> **WHAT IS NEEDED**: Spot each line that carries the word "JSON"; copy those lines.

(Figure collection entries)
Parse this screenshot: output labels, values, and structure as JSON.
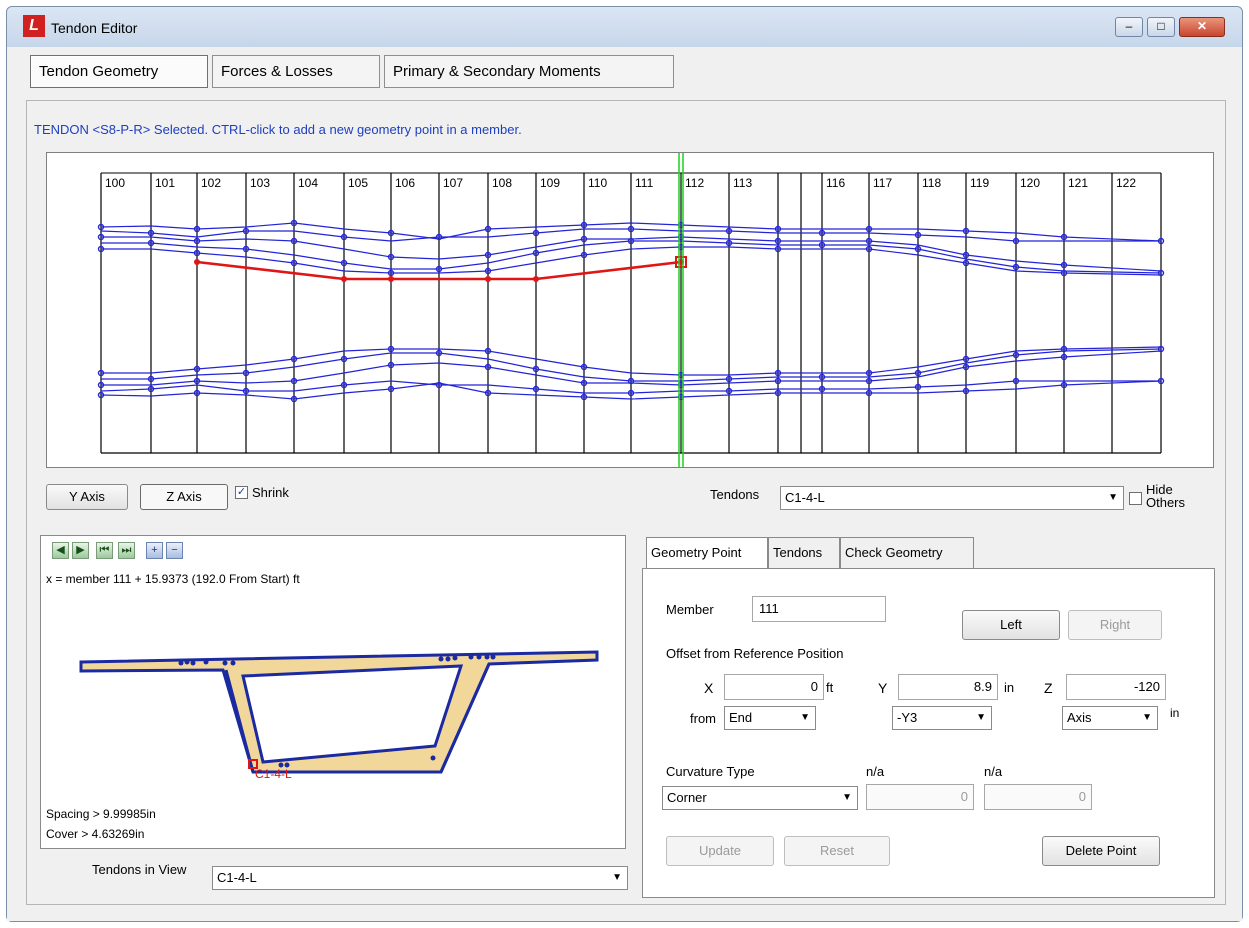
{
  "window": {
    "title": "Tendon Editor",
    "app_icon": "lcurve-logo-icon"
  },
  "title_buttons": {
    "minimize": "–",
    "maximize": "□",
    "close": "✕"
  },
  "main_tabs": [
    {
      "label": "Tendon Geometry",
      "active": true
    },
    {
      "label": "Forces & Losses",
      "active": false
    },
    {
      "label": "Primary & Secondary Moments",
      "active": false
    }
  ],
  "status_message": "TENDON <S8-P-R> Selected.  CTRL-click to add a new geometry point in a member.",
  "elevation": {
    "members": [
      "100",
      "101",
      "102",
      "103",
      "104",
      "105",
      "106",
      "107",
      "108",
      "109",
      "110",
      "111",
      "112",
      "113",
      "",
      "116",
      "117",
      "118",
      "119",
      "120",
      "121",
      "122"
    ],
    "member_lines_x": [
      100,
      150,
      196,
      245,
      293,
      343,
      390,
      438,
      487,
      535,
      583,
      630,
      680,
      728,
      777,
      800,
      821,
      868,
      917,
      965,
      1015,
      1063,
      1111,
      1160
    ],
    "cursor_x": 680,
    "colors": {
      "tendon": "#2323d8",
      "selected": "#e01515",
      "cursor": "#1fd21f"
    }
  },
  "axis_buttons": {
    "y_axis": "Y Axis",
    "z_axis": "Z Axis",
    "shrink_label": "Shrink",
    "shrink_checked": true
  },
  "tendons_selector": {
    "label": "Tendons",
    "value": "C1-4-L",
    "hide_others_line1": "Hide",
    "hide_others_line2": "Others"
  },
  "section": {
    "position_text": "x = member 111 + 15.9373 (192.0 From Start) ft",
    "tendon_label": "C1-4-L",
    "spacing": "Spacing > 9.99985in",
    "cover": "Cover > 4.63269in",
    "tendons_in_view_label": "Tendons in View",
    "tendons_in_view_value": "C1-4-L"
  },
  "right_tabs": [
    {
      "label": "Geometry Point",
      "active": true
    },
    {
      "label": "Tendons",
      "active": false
    },
    {
      "label": "Check Geometry",
      "active": false
    }
  ],
  "geometry_point": {
    "member_label": "Member",
    "member_value": "111",
    "left_button": "Left",
    "right_button": "Right",
    "offset_label": "Offset from Reference Position",
    "x_label": "X",
    "x_value": "0",
    "x_unit": "ft",
    "y_label": "Y",
    "y_value": "8.9",
    "y_unit": "in",
    "z_label": "Z",
    "z_value": "-120",
    "z_unit": "in",
    "from_label": "from",
    "from_value": "End",
    "y_ref": "-Y3",
    "z_ref": "Axis",
    "curvature_label": "Curvature Type",
    "curvature_value": "Corner",
    "na1_label": "n/a",
    "na1_value": "0",
    "na2_label": "n/a",
    "na2_value": "0",
    "update_button": "Update",
    "reset_button": "Reset",
    "delete_button": "Delete Point"
  }
}
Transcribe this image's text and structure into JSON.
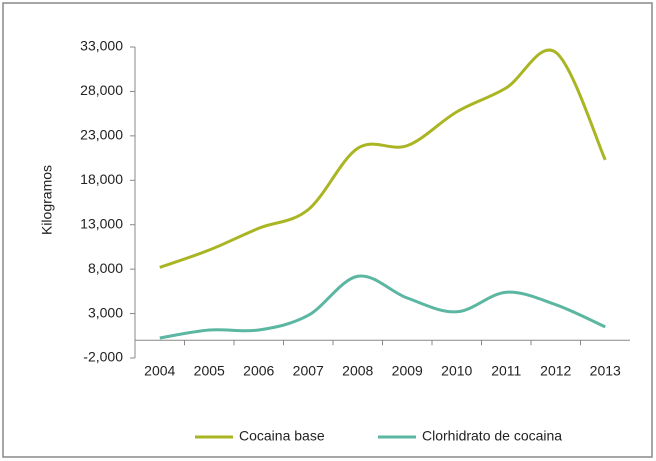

> **EXERCISE OUTPUT**:
Parse this screenshot: output labels, values, and structure as JSON.
Transcribe this image's text and structure into JSON.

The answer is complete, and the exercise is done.